_TASK STATEMENT:_ Below are some records; return each one exactly.

___ DATA SUPPLIED

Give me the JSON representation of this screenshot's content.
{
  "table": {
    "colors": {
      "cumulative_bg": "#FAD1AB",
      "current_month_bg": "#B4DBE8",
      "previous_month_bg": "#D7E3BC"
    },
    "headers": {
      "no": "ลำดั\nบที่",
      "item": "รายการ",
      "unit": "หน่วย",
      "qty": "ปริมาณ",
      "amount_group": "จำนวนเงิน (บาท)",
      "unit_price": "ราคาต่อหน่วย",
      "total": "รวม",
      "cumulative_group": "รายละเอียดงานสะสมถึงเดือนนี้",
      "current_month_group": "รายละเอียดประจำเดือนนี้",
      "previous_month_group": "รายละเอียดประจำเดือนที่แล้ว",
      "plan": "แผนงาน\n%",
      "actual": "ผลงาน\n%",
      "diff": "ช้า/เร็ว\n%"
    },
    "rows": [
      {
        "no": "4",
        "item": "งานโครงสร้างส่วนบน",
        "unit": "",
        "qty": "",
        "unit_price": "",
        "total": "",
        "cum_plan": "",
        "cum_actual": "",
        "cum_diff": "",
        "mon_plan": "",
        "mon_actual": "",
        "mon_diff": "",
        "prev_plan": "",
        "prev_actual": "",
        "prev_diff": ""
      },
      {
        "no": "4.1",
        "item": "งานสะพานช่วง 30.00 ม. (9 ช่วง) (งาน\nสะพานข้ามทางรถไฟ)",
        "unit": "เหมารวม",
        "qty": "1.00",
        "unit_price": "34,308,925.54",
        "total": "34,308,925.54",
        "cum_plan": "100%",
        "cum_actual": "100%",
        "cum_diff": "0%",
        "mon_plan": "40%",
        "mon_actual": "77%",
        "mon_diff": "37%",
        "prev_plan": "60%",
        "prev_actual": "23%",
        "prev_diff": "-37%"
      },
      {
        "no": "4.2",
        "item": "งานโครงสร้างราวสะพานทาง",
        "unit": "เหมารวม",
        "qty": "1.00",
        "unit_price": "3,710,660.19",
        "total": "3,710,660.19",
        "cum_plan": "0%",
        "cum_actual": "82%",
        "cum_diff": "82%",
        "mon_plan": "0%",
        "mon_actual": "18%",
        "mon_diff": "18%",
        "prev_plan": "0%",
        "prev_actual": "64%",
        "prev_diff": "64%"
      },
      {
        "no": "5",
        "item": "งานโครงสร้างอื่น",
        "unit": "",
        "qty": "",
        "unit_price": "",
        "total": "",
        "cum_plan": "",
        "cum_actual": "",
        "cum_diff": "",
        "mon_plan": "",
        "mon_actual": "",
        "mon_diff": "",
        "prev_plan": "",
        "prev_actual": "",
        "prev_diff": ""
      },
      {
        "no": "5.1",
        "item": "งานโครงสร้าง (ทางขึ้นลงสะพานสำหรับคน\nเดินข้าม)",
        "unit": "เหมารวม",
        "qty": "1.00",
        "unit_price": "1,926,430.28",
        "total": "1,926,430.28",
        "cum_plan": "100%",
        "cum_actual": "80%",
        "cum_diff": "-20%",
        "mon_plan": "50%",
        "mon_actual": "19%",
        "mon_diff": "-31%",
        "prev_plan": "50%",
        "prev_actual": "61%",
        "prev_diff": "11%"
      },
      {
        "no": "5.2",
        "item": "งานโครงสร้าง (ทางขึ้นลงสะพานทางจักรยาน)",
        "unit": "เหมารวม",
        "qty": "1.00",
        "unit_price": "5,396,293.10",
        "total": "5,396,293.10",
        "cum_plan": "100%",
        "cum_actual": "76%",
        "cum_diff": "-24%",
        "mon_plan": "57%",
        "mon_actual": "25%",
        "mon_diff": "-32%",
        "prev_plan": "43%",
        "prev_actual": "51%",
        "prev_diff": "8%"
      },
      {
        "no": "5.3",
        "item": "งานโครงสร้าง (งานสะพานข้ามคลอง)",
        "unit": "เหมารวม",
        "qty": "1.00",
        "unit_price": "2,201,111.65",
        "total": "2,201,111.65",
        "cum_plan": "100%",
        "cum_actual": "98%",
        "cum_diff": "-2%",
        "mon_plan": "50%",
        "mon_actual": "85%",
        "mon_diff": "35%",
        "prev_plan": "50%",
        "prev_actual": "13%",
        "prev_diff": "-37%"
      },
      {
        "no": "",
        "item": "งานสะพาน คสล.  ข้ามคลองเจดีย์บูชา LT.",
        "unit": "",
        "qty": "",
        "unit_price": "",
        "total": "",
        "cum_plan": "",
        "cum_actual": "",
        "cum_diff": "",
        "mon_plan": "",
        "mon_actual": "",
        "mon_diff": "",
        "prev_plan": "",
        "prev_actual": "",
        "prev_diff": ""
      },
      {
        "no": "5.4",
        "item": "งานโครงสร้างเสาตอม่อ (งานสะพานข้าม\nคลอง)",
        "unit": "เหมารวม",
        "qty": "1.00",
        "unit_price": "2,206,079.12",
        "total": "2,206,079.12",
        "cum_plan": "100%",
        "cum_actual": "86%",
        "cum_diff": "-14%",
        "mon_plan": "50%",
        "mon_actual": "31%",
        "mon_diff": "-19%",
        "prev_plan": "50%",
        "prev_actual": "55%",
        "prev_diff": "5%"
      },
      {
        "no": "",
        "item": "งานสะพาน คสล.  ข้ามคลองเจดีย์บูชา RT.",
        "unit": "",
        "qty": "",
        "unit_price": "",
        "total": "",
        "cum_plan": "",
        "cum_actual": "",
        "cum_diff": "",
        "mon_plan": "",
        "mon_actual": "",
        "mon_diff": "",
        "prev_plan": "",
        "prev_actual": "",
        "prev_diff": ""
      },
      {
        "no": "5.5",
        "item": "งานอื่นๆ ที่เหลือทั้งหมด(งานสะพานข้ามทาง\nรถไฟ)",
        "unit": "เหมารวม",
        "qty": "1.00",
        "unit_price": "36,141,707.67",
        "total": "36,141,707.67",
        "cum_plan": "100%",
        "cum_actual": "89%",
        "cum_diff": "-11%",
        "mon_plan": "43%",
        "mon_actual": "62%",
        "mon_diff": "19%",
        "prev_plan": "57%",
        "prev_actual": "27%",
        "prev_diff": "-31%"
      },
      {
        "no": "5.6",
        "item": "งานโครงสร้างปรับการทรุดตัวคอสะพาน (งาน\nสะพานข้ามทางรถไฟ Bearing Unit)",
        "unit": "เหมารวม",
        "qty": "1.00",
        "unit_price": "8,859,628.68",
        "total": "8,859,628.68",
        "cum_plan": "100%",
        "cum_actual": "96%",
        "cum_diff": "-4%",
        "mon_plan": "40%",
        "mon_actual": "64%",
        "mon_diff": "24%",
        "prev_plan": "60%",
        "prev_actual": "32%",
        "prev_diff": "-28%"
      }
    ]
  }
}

______

_REPLY TO THE TASK:_
Give me the JSON representation of this screenshot's content.
{
  "table": {
    "colors": {
      "cumulative_bg": "#FAD1AB",
      "current_month_bg": "#B4DBE8",
      "previous_month_bg": "#D7E3BC"
    },
    "headers": {
      "no": "ลำดั\nบที่",
      "item": "รายการ",
      "unit": "หน่วย",
      "qty": "ปริมาณ",
      "amount_group": "จำนวนเงิน (บาท)",
      "unit_price": "ราคาต่อหน่วย",
      "total": "รวม",
      "cumulative_group": "รายละเอียดงานสะสมถึงเดือนนี้",
      "current_month_group": "รายละเอียดประจำเดือนนี้",
      "previous_month_group": "รายละเอียดประจำเดือนที่แล้ว",
      "plan": "แผนงาน\n%",
      "actual": "ผลงาน\n%",
      "diff": "ช้า/เร็ว\n%"
    },
    "rows": [
      {
        "no": "4",
        "item": "งานโครงสร้างส่วนบน",
        "unit": "",
        "qty": "",
        "unit_price": "",
        "total": "",
        "cum_plan": "",
        "cum_actual": "",
        "cum_diff": "",
        "mon_plan": "",
        "mon_actual": "",
        "mon_diff": "",
        "prev_plan": "",
        "prev_actual": "",
        "prev_diff": ""
      },
      {
        "no": "4.1",
        "item": "งานสะพานช่วง 30.00 ม. (9 ช่วง) (งาน\nสะพานข้ามทางรถไฟ)",
        "unit": "เหมารวม",
        "qty": "1.00",
        "unit_price": "34,308,925.54",
        "total": "34,308,925.54",
        "cum_plan": "100%",
        "cum_actual": "100%",
        "cum_diff": "0%",
        "mon_plan": "40%",
        "mon_actual": "77%",
        "mon_diff": "37%",
        "prev_plan": "60%",
        "prev_actual": "23%",
        "prev_diff": "-37%"
      },
      {
        "no": "4.2",
        "item": "งานโครงสร้างราวสะพานทาง",
        "unit": "เหมารวม",
        "qty": "1.00",
        "unit_price": "3,710,660.19",
        "total": "3,710,660.19",
        "cum_plan": "0%",
        "cum_actual": "82%",
        "cum_diff": "82%",
        "mon_plan": "0%",
        "mon_actual": "18%",
        "mon_diff": "18%",
        "prev_plan": "0%",
        "prev_actual": "64%",
        "prev_diff": "64%"
      },
      {
        "no": "5",
        "item": "งานโครงสร้างอื่น",
        "unit": "",
        "qty": "",
        "unit_price": "",
        "total": "",
        "cum_plan": "",
        "cum_actual": "",
        "cum_diff": "",
        "mon_plan": "",
        "mon_actual": "",
        "mon_diff": "",
        "prev_plan": "",
        "prev_actual": "",
        "prev_diff": ""
      },
      {
        "no": "5.1",
        "item": "งานโครงสร้าง (ทางขึ้นลงสะพานสำหรับคน\nเดินข้าม)",
        "unit": "เหมารวม",
        "qty": "1.00",
        "unit_price": "1,926,430.28",
        "total": "1,926,430.28",
        "cum_plan": "100%",
        "cum_actual": "80%",
        "cum_diff": "-20%",
        "mon_plan": "50%",
        "mon_actual": "19%",
        "mon_diff": "-31%",
        "prev_plan": "50%",
        "prev_actual": "61%",
        "prev_diff": "11%"
      },
      {
        "no": "5.2",
        "item": "งานโครงสร้าง (ทางขึ้นลงสะพานทางจักรยาน)",
        "unit": "เหมารวม",
        "qty": "1.00",
        "unit_price": "5,396,293.10",
        "total": "5,396,293.10",
        "cum_plan": "100%",
        "cum_actual": "76%",
        "cum_diff": "-24%",
        "mon_plan": "57%",
        "mon_actual": "25%",
        "mon_diff": "-32%",
        "prev_plan": "43%",
        "prev_actual": "51%",
        "prev_diff": "8%"
      },
      {
        "no": "5.3",
        "item": "งานโครงสร้าง (งานสะพานข้ามคลอง)",
        "unit": "เหมารวม",
        "qty": "1.00",
        "unit_price": "2,201,111.65",
        "total": "2,201,111.65",
        "cum_plan": "100%",
        "cum_actual": "98%",
        "cum_diff": "-2%",
        "mon_plan": "50%",
        "mon_actual": "85%",
        "mon_diff": "35%",
        "prev_plan": "50%",
        "prev_actual": "13%",
        "prev_diff": "-37%"
      },
      {
        "no": "",
        "item": "งานสะพาน คสล.  ข้ามคลองเจดีย์บูชา LT.",
        "unit": "",
        "qty": "",
        "unit_price": "",
        "total": "",
        "cum_plan": "",
        "cum_actual": "",
        "cum_diff": "",
        "mon_plan": "",
        "mon_actual": "",
        "mon_diff": "",
        "prev_plan": "",
        "prev_actual": "",
        "prev_diff": ""
      },
      {
        "no": "5.4",
        "item": "งานโครงสร้างเสาตอม่อ (งานสะพานข้าม\nคลอง)",
        "unit": "เหมารวม",
        "qty": "1.00",
        "unit_price": "2,206,079.12",
        "total": "2,206,079.12",
        "cum_plan": "100%",
        "cum_actual": "86%",
        "cum_diff": "-14%",
        "mon_plan": "50%",
        "mon_actual": "31%",
        "mon_diff": "-19%",
        "prev_plan": "50%",
        "prev_actual": "55%",
        "prev_diff": "5%"
      },
      {
        "no": "",
        "item": "งานสะพาน คสล.  ข้ามคลองเจดีย์บูชา RT.",
        "unit": "",
        "qty": "",
        "unit_price": "",
        "total": "",
        "cum_plan": "",
        "cum_actual": "",
        "cum_diff": "",
        "mon_plan": "",
        "mon_actual": "",
        "mon_diff": "",
        "prev_plan": "",
        "prev_actual": "",
        "prev_diff": ""
      },
      {
        "no": "5.5",
        "item": "งานอื่นๆ ที่เหลือทั้งหมด(งานสะพานข้ามทาง\nรถไฟ)",
        "unit": "เหมารวม",
        "qty": "1.00",
        "unit_price": "36,141,707.67",
        "total": "36,141,707.67",
        "cum_plan": "100%",
        "cum_actual": "89%",
        "cum_diff": "-11%",
        "mon_plan": "43%",
        "mon_actual": "62%",
        "mon_diff": "19%",
        "prev_plan": "57%",
        "prev_actual": "27%",
        "prev_diff": "-31%"
      },
      {
        "no": "5.6",
        "item": "งานโครงสร้างปรับการทรุดตัวคอสะพาน (งาน\nสะพานข้ามทางรถไฟ Bearing Unit)",
        "unit": "เหมารวม",
        "qty": "1.00",
        "unit_price": "8,859,628.68",
        "total": "8,859,628.68",
        "cum_plan": "100%",
        "cum_actual": "96%",
        "cum_diff": "-4%",
        "mon_plan": "40%",
        "mon_actual": "64%",
        "mon_diff": "24%",
        "prev_plan": "60%",
        "prev_actual": "32%",
        "prev_diff": "-28%"
      }
    ]
  }
}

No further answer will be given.